Repeat all of the data precisely.

******************************

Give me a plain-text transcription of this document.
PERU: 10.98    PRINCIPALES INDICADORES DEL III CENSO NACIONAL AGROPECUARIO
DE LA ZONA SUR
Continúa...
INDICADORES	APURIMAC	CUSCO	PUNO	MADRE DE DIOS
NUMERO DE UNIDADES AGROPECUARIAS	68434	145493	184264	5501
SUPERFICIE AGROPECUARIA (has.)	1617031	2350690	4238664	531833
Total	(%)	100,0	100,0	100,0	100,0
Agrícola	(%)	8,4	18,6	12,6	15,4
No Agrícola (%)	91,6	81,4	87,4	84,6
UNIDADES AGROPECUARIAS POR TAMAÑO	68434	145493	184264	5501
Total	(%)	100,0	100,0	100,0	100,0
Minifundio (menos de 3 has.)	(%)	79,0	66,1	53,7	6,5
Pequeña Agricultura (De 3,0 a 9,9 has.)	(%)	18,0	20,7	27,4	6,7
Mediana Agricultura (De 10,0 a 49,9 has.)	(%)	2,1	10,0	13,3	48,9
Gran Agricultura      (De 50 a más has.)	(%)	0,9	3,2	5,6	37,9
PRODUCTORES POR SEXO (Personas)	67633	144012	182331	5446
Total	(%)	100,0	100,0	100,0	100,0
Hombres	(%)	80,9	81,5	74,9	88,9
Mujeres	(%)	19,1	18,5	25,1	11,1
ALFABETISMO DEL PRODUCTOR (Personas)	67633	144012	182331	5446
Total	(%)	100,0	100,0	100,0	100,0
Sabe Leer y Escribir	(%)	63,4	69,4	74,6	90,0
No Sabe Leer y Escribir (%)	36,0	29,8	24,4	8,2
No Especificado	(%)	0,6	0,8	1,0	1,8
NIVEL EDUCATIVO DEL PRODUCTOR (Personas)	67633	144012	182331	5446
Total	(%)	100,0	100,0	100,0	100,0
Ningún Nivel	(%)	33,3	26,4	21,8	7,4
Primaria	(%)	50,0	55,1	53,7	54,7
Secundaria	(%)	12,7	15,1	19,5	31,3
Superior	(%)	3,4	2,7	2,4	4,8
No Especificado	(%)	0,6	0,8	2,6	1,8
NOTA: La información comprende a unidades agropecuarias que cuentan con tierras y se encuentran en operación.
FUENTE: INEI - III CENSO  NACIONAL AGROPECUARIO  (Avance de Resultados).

******************************

▸ **Exercise response**:
Give me a plain-text transcription of this document.
PERU: 10.98    PRINCIPALES INDICADORES DEL III CENSO NACIONAL AGROPECUARIO
DE LA ZONA SUR
Continúa...
INDICADORES	APURIMAC	CUSCO	PUNO	MADRE DE DIOS
NUMERO DE UNIDADES AGROPECUARIAS	68434	145493	184264	5501
SUPERFICIE AGROPECUARIA (has.)	1617031	2350690	4238664	531833
Total	(%)	100,0	100,0	100,0	100,0
Agrícola	(%)	8,4	18,6	12,6	15,4
No Agrícola (%)	91,6	81,4	87,4	84,6
UNIDADES AGROPECUARIAS POR TAMAÑO	68434	145493	184264	5501
Total	(%)	100,0	100,0	100,0	100,0
Minifundio (menos de 3 has.)	(%)	79,0	66,1	53,7	6,5
Pequeña Agricultura (De 3,0 a 9,9 has.)	(%)	18,0	20,7	27,4	6,7
Mediana Agricultura (De 10,0 a 49,9 has.)	(%)	2,1	10,0	13,3	48,9
Gran Agricultura      (De 50 a más has.)	(%)	0,9	3,2	5,6	37,9
PRODUCTORES POR SEXO (Personas)	67633	144012	182331	5446
Total	(%)	100,0	100,0	100,0	100,0
Hombres	(%)	80,9	81,5	74,9	88,9
Mujeres	(%)	19,1	18,5	25,1	11,1
ALFABETISMO DEL PRODUCTOR (Personas)	67633	144012	182331	5446
Total	(%)	100,0	100,0	100,0	100,0
Sabe Leer y Escribir	(%)	63,4	69,4	74,6	90,0
No Sabe Leer y Escribir (%)	36,0	29,8	24,4	8,2
No Especificado	(%)	0,6	0,8	1,0	1,8
NIVEL EDUCATIVO DEL PRODUCTOR (Personas)	67633	144012	182331	5446
Total	(%)	100,0	100,0	100,0	100,0
Ningún Nivel	(%)	33,3	26,4	21,8	7,4
Primaria	(%)	50,0	55,1	53,7	54,7
Secundaria	(%)	12,7	15,1	19,5	31,3
Superior	(%)	3,4	2,7	2,4	4,8
No Especificado	(%)	0,6	0,8	2,6	1,8
NOTA: La información comprende a unidades agropecuarias que cuentan con tierras y se encuentran en operación.
FUENTE: INEI - III CENSO  NACIONAL AGROPECUARIO  (Avance de Resultados).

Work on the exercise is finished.